EXERCISE BRIEF
Make an exact copy of all the material below, apart from the pictures.

INPUT ROWS
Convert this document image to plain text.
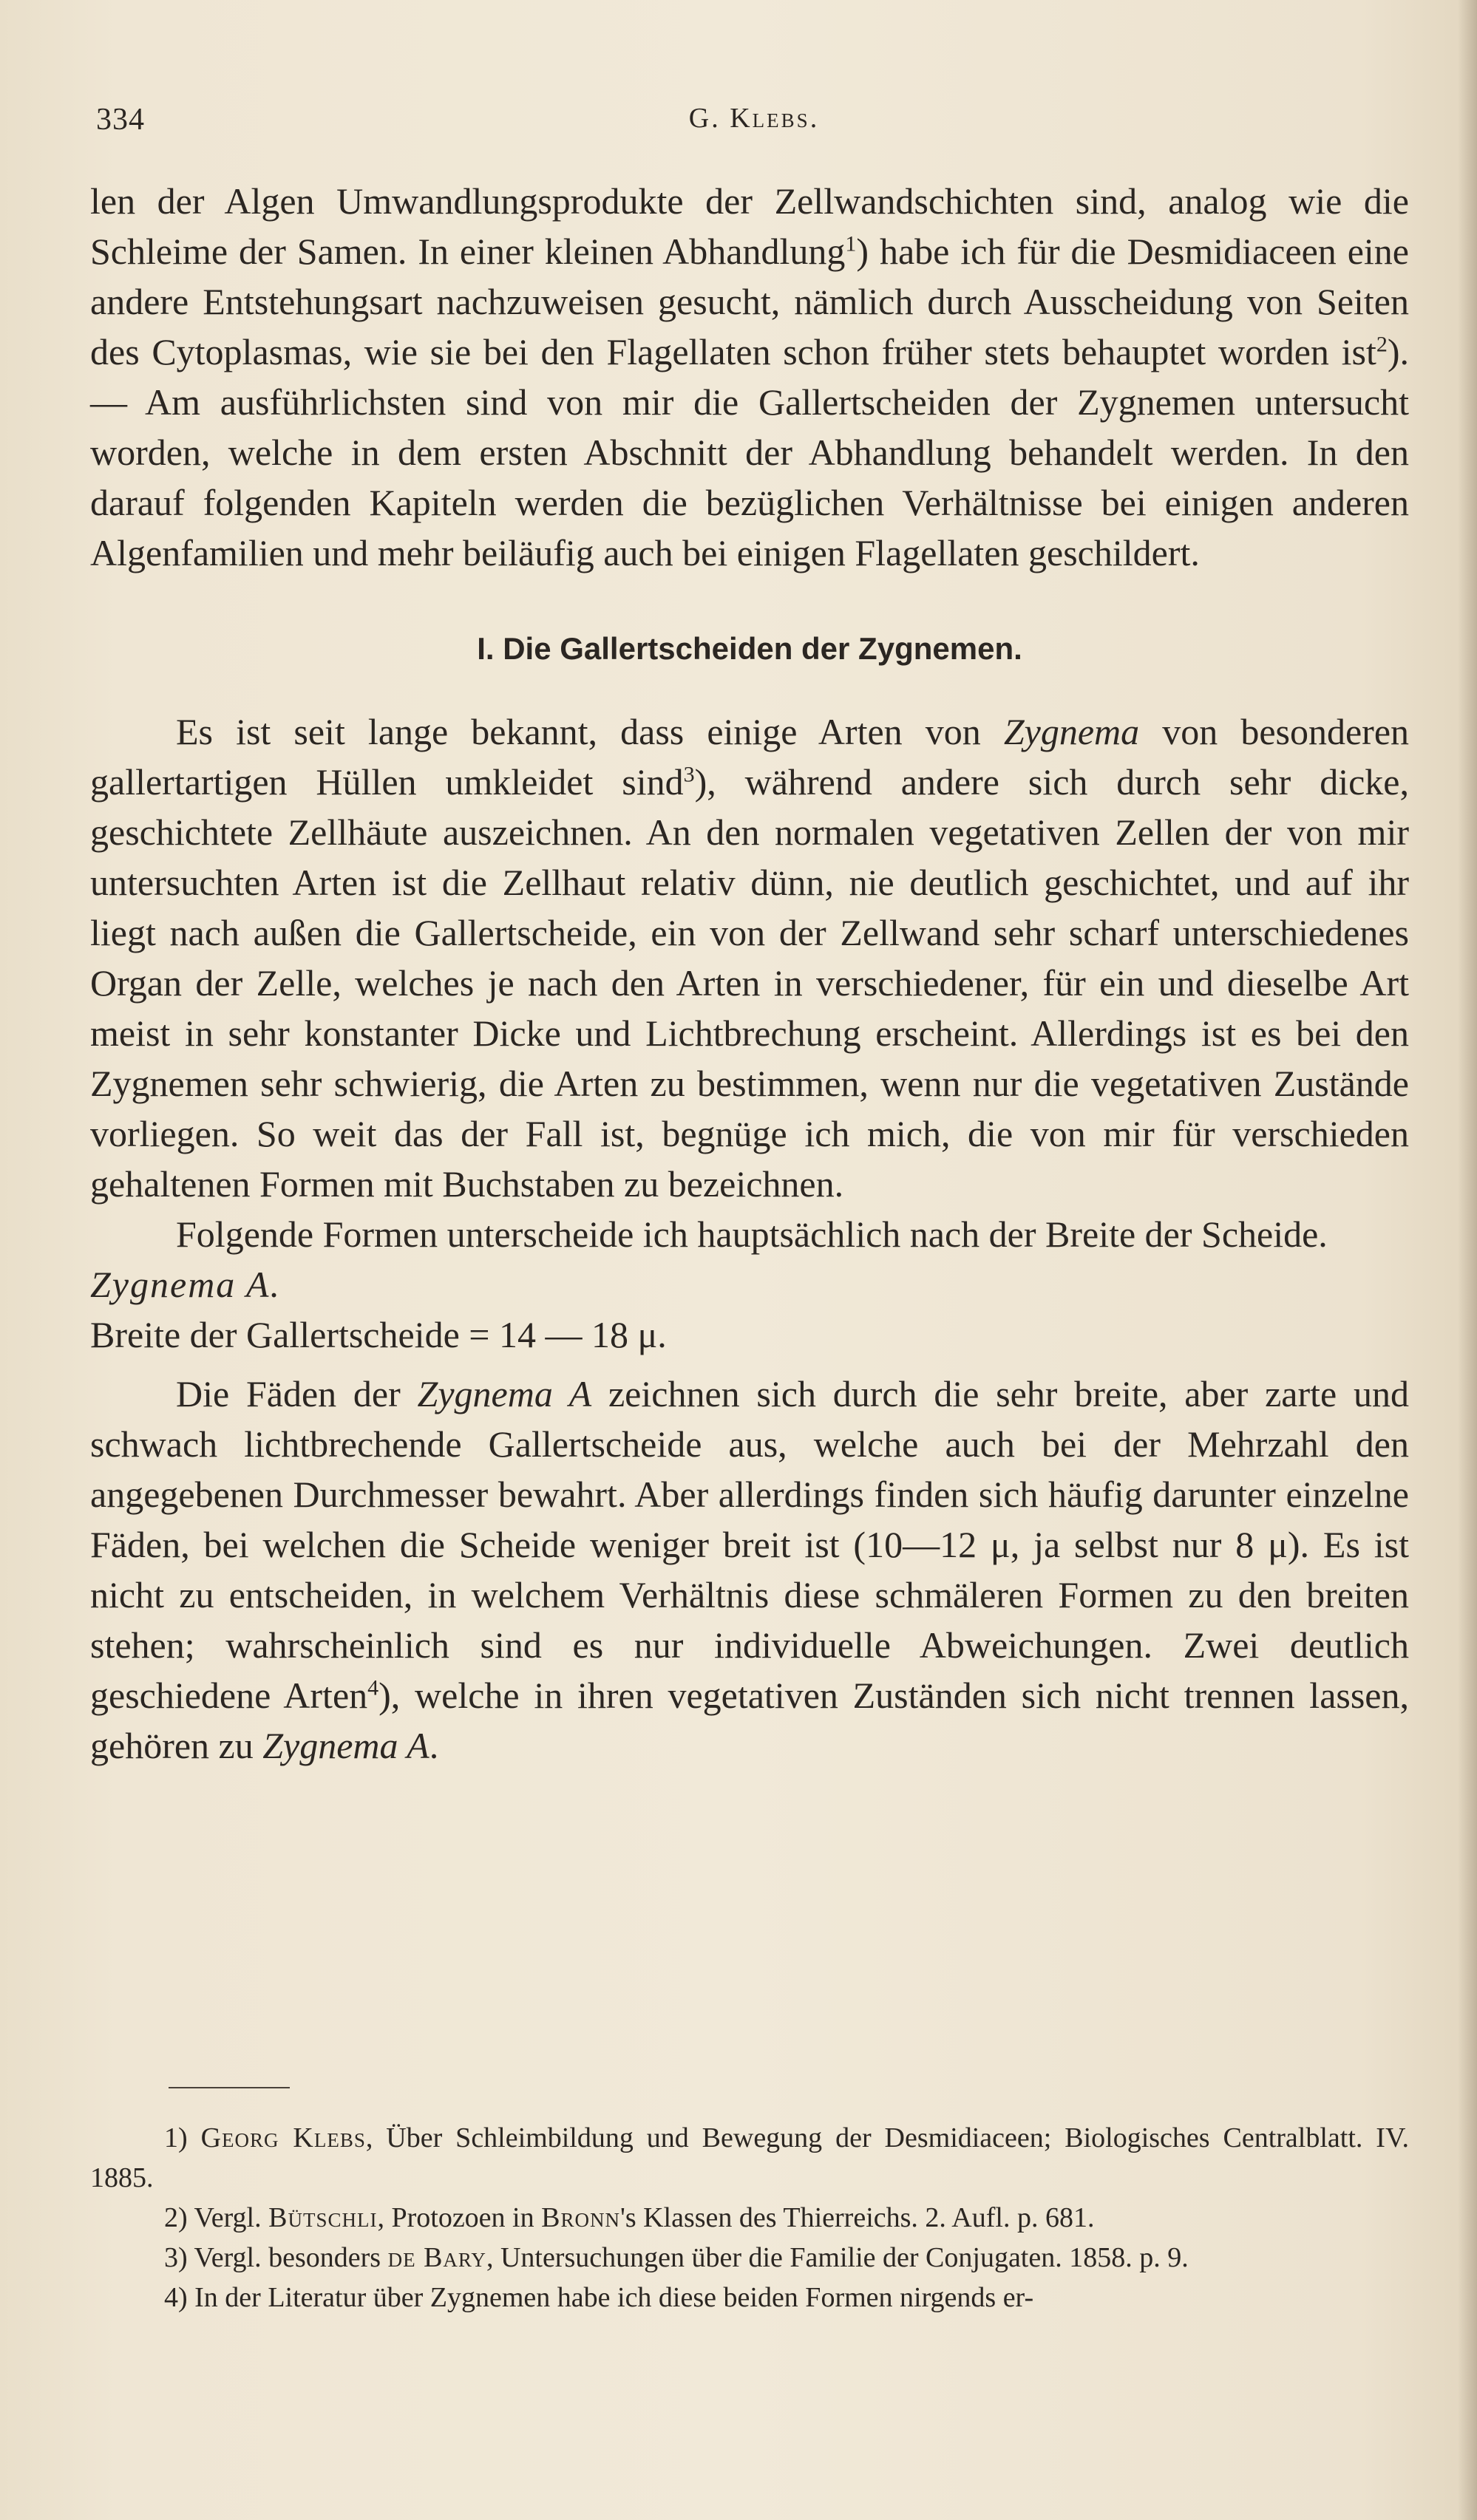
334	G. Klebs.

len der Algen Umwandlungsprodukte der Zellwandschichten sind, analog wie die Schleime der Samen. In einer kleinen Abhandlung$^1$) habe ich für die Desmidiaceen eine andere Entstehungsart nachzuweisen gesucht, nämlich durch Ausscheidung von Seiten des Cytoplasmas, wie sie bei den Flagellaten schon früher stets behauptet worden ist$^2$). — Am ausführlichsten sind von mir die Gallertscheiden der Zygnemen untersucht worden, welche in dem ersten Abschnitt der Abhandlung behandelt werden. In den darauf folgenden Kapiteln werden die bezüglichen Verhältnisse bei einigen anderen Algenfamilien und mehr beiläufig auch bei einigen Flagellaten geschildert.

I. Die Gallertscheiden der Zygnemen.

Es ist seit lange bekannt, dass einige Arten von Zygnema von besonderen gallertartigen Hüllen umkleidet sind$^3$), während andere sich durch sehr dicke, geschichtete Zellhäute auszeichnen. An den normalen vegetativen Zellen der von mir untersuchten Arten ist die Zellhaut relativ dünn, nie deutlich geschichtet, und auf ihr liegt nach außen die Gallertscheide, ein von der Zellwand sehr scharf unterschiedenes Organ der Zelle, welches je nach den Arten in verschiedener, für ein und dieselbe Art meist in sehr konstanter Dicke und Lichtbrechung erscheint. Allerdings ist es bei den Zygnemen sehr schwierig, die Arten zu bestimmen, wenn nur die vegetativen Zustände vorliegen. So weit das der Fall ist, begnüge ich mich, die von mir für verschieden gehaltenen Formen mit Buchstaben zu bezeichnen.

Folgende Formen unterscheide ich hauptsächlich nach der Breite der Scheide.

Zygnema A.

Breite der Gallertscheide = 14 — 18 μ.

Die Fäden der Zygnema A zeichnen sich durch die sehr breite, aber zarte und schwach lichtbrechende Gallertscheide aus, welche auch bei der Mehrzahl den angegebenen Durchmesser bewahrt. Aber allerdings finden sich häufig darunter einzelne Fäden, bei welchen die Scheide weniger breit ist (10—12 μ, ja selbst nur 8 μ). Es ist nicht zu entscheiden, in welchem Verhältnis diese schmäleren Formen zu den breiten stehen; wahrscheinlich sind es nur individuelle Abweichungen. Zwei deutlich geschiedene Arten$^4$), welche in ihren vegetativen Zuständen sich nicht trennen lassen, gehören zu Zygnema A.

1) Georg Klebs, Über Schleimbildung und Bewegung der Desmidiaceen; Biologisches Centralblatt. IV. 1885.

2) Vergl. Bütschli, Protozoen in Bronn's Klassen des Thierreichs. 2. Aufl. p. 681.

3) Vergl. besonders de Bary, Untersuchungen über die Familie der Conjugaten. 1858. p. 9.

4) In der Literatur über Zygnemen habe ich diese beiden Formen nirgends er-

ANSWER FOR THIS EXERCISE
Convert this document image to plain text.
334	G. Klebs.

len der Algen Umwandlungsprodukte der Zellwandschichten sind, analog wie die Schleime der Samen. In einer kleinen Abhandlung$^1$) habe ich für die Desmidiaceen eine andere Entstehungsart nachzuweisen gesucht, nämlich durch Ausscheidung von Seiten des Cytoplasmas, wie sie bei den Flagellaten schon früher stets behauptet worden ist$^2$). — Am ausführlichsten sind von mir die Gallertscheiden der Zygnemen untersucht worden, welche in dem ersten Abschnitt der Abhandlung behandelt werden. In den darauf folgenden Kapiteln werden die bezüglichen Verhältnisse bei einigen anderen Algenfamilien und mehr beiläufig auch bei einigen Flagellaten geschildert.

I. Die Gallertscheiden der Zygnemen.

Es ist seit lange bekannt, dass einige Arten von Zygnema von besonderen gallertartigen Hüllen umkleidet sind$^3$), während andere sich durch sehr dicke, geschichtete Zellhäute auszeichnen. An den normalen vegetativen Zellen der von mir untersuchten Arten ist die Zellhaut relativ dünn, nie deutlich geschichtet, und auf ihr liegt nach außen die Gallertscheide, ein von der Zellwand sehr scharf unterschiedenes Organ der Zelle, welches je nach den Arten in verschiedener, für ein und dieselbe Art meist in sehr konstanter Dicke und Lichtbrechung erscheint. Allerdings ist es bei den Zygnemen sehr schwierig, die Arten zu bestimmen, wenn nur die vegetativen Zustände vorliegen. So weit das der Fall ist, begnüge ich mich, die von mir für verschieden gehaltenen Formen mit Buchstaben zu bezeichnen.

Folgende Formen unterscheide ich hauptsächlich nach der Breite der Scheide.

Zygnema A.

Breite der Gallertscheide = 14 — 18 μ.

Die Fäden der Zygnema A zeichnen sich durch die sehr breite, aber zarte und schwach lichtbrechende Gallertscheide aus, welche auch bei der Mehrzahl den angegebenen Durchmesser bewahrt. Aber allerdings finden sich häufig darunter einzelne Fäden, bei welchen die Scheide weniger breit ist (10—12 μ, ja selbst nur 8 μ). Es ist nicht zu entscheiden, in welchem Verhältnis diese schmäleren Formen zu den breiten stehen; wahrscheinlich sind es nur individuelle Abweichungen. Zwei deutlich geschiedene Arten$^4$), welche in ihren vegetativen Zuständen sich nicht trennen lassen, gehören zu Zygnema A.

1) Georg Klebs, Über Schleimbildung und Bewegung der Desmidiaceen; Biologisches Centralblatt. IV. 1885.

2) Vergl. Bütschli, Protozoen in Bronn's Klassen des Thierreichs. 2. Aufl. p. 681.

3) Vergl. besonders de Bary, Untersuchungen über die Familie der Conjugaten. 1858. p. 9.

4) In der Literatur über Zygnemen habe ich diese beiden Formen nirgends er-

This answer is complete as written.